--- start ---

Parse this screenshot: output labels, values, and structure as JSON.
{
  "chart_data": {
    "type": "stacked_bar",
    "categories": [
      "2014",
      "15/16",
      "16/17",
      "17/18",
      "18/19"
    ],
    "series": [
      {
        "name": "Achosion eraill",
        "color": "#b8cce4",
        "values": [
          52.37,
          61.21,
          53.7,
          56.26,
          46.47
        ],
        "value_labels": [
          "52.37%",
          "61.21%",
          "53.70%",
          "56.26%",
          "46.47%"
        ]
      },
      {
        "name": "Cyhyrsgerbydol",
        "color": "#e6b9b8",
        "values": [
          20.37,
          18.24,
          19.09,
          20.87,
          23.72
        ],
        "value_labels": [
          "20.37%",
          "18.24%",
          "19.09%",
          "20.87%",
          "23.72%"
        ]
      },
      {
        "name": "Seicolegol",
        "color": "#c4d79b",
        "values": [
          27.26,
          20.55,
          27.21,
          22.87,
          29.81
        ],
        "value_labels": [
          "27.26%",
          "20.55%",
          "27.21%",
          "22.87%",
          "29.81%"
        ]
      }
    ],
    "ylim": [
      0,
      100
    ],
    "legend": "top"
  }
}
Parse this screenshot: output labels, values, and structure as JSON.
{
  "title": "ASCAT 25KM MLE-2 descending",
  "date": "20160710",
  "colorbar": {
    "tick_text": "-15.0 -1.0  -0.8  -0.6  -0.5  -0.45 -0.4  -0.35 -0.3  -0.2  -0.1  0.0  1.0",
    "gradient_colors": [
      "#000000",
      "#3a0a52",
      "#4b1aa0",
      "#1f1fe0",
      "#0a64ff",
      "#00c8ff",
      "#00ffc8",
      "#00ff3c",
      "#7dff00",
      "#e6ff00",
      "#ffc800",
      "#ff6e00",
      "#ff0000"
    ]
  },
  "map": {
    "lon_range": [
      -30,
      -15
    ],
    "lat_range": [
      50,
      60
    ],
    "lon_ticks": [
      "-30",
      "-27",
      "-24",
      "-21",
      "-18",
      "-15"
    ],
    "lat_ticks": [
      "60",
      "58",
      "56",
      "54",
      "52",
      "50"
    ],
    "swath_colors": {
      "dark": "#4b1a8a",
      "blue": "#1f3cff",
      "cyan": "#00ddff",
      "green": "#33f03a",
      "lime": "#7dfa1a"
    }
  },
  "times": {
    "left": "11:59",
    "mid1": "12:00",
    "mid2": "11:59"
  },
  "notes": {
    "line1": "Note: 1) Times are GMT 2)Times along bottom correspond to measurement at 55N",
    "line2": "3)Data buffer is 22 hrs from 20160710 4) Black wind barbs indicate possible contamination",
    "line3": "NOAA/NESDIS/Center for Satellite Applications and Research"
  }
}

--- end ---
--- start ---

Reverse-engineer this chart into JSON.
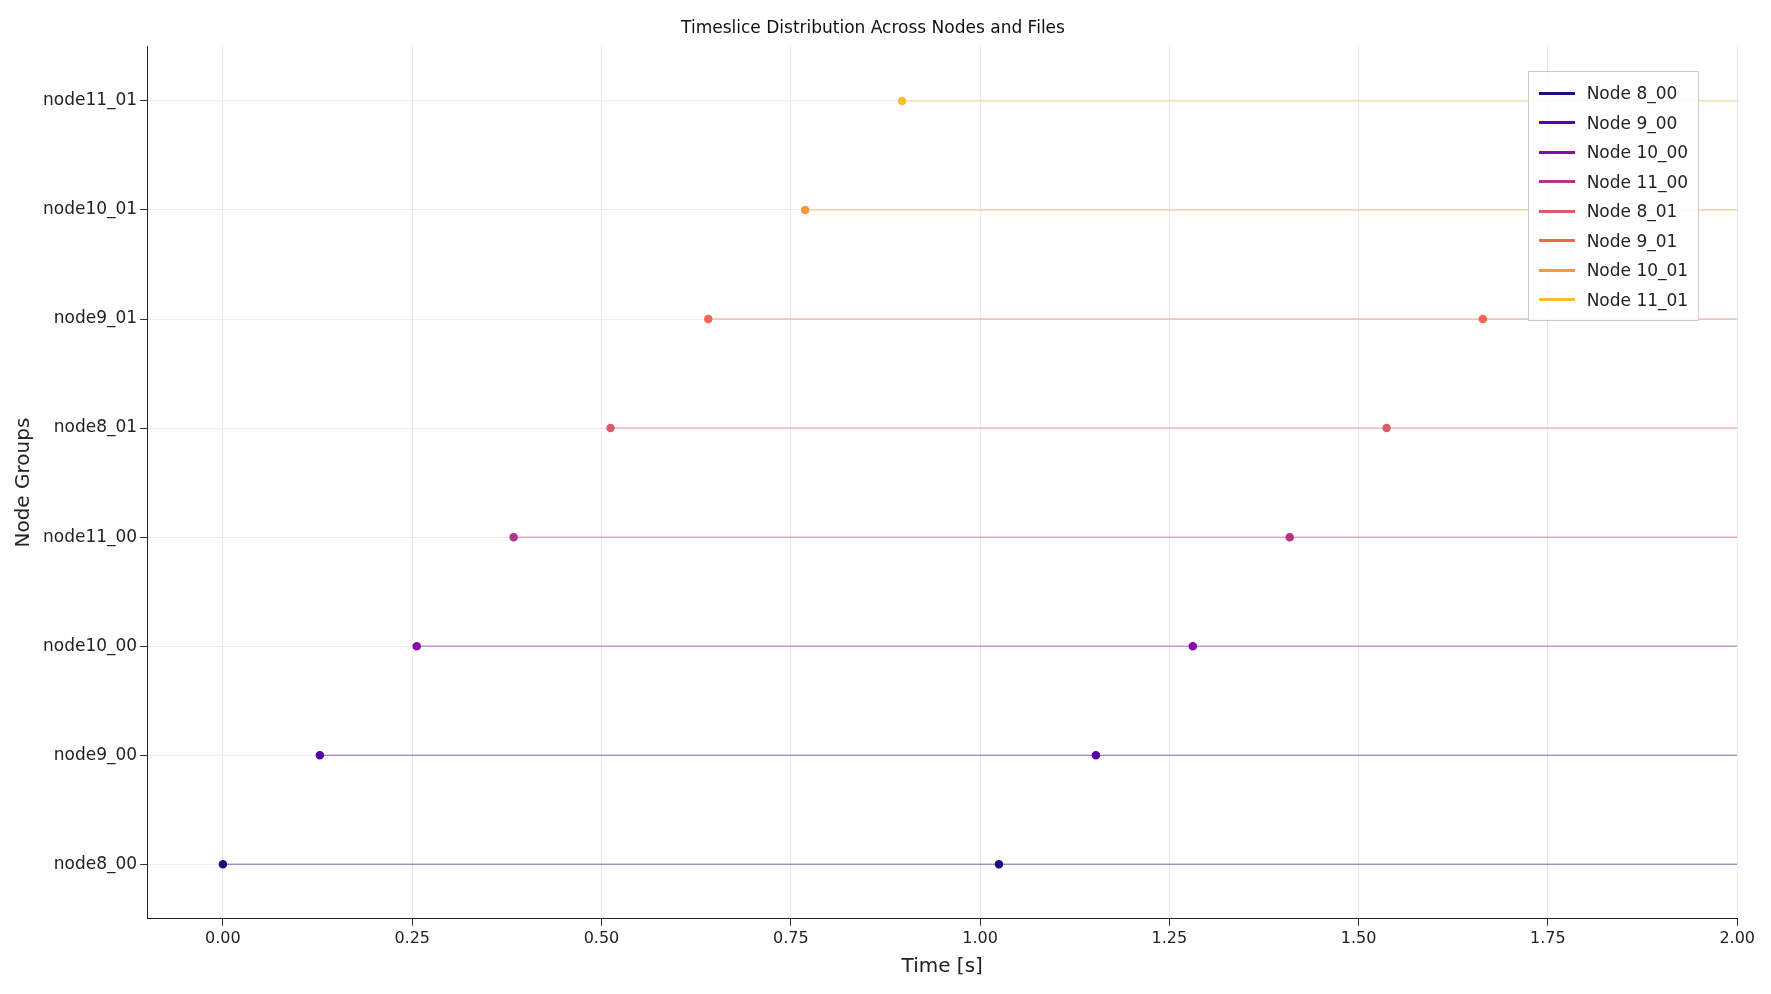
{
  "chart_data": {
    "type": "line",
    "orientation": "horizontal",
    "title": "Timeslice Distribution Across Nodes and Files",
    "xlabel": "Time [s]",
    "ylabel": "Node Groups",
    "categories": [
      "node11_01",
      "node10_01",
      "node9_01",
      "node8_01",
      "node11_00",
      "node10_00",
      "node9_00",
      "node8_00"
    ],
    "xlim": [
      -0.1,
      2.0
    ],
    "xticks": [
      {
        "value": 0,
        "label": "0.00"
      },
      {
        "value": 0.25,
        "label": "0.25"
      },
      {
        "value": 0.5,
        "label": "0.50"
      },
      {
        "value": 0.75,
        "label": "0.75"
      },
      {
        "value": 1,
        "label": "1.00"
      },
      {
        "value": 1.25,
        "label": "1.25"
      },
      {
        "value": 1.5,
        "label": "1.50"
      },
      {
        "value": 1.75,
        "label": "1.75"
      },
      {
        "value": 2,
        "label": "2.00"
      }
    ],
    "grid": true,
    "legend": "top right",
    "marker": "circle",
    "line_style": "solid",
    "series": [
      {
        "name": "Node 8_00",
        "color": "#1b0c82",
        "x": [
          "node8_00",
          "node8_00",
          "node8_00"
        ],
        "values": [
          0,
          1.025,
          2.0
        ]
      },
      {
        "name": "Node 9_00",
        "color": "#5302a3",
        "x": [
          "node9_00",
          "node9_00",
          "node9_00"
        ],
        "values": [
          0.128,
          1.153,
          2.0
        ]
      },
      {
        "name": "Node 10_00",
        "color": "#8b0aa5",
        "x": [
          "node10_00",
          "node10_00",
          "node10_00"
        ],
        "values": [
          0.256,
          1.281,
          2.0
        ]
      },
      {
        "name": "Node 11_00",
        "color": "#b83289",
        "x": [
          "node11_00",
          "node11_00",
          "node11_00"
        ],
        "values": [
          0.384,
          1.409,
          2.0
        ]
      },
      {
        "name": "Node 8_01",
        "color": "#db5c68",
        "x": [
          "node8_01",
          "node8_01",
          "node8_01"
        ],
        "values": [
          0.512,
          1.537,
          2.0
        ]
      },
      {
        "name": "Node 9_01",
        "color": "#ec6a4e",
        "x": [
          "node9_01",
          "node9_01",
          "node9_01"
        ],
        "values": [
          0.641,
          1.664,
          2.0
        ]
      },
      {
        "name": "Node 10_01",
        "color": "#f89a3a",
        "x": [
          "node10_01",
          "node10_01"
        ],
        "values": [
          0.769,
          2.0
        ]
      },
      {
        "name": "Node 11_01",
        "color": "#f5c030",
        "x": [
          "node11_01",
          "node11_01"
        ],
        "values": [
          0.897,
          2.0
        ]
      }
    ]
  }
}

--- end ---
--- start ---

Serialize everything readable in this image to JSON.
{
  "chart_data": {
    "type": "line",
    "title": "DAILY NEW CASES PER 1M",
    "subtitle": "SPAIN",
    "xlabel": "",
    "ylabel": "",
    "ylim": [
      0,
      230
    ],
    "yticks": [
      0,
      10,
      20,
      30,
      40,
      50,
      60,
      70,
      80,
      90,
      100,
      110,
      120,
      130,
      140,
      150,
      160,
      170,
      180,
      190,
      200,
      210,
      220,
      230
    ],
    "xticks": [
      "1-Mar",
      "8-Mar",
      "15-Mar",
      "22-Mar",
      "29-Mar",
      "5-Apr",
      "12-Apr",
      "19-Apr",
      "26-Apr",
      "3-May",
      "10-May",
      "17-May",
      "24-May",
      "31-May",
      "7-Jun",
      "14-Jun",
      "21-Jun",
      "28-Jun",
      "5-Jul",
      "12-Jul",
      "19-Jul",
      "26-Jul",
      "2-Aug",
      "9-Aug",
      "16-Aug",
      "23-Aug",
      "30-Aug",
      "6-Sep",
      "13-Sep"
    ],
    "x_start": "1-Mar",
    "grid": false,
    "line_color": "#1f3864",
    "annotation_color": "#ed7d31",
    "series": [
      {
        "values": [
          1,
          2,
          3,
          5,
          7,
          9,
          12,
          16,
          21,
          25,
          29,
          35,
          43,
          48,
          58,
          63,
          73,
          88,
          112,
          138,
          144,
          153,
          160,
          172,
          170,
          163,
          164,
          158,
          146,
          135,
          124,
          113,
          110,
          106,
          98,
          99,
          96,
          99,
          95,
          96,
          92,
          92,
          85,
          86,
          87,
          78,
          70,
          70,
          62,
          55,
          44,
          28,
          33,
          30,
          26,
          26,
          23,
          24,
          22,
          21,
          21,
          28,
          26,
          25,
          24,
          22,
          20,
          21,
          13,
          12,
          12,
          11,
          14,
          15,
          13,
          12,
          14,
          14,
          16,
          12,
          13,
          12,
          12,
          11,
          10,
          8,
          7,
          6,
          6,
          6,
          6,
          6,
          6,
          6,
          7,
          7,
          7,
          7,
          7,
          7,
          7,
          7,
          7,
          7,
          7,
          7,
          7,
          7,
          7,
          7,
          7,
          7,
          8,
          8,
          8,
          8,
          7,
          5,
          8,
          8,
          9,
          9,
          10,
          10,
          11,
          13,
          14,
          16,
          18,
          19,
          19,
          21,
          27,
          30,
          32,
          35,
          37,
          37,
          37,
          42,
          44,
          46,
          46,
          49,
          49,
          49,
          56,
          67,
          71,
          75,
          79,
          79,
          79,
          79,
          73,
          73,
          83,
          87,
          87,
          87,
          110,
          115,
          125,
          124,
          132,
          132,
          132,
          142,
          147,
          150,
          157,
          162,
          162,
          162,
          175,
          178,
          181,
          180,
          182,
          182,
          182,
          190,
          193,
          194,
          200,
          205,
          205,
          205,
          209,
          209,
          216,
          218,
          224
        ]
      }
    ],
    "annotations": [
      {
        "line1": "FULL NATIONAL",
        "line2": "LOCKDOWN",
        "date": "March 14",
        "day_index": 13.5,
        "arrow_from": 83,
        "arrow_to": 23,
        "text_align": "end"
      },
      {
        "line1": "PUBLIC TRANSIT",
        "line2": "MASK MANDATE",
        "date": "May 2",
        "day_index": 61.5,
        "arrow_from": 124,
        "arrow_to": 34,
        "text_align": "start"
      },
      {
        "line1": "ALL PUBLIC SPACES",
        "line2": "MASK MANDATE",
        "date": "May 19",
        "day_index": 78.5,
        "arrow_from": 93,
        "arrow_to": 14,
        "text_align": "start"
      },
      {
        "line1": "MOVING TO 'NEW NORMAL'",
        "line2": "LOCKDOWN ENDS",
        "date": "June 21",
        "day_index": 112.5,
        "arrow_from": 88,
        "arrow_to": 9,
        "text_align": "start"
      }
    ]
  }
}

--- end ---

Exercise
Lines containing the word "this" must all be returned from the material above.

Exercise answer
Parse this screenshot: output labels, values, and structure as JSON.
Parse this screenshot: output labels, values, and structure as JSON.
Reverse-engineer this chart into JSON.
Serialize everything readable in this image to JSON.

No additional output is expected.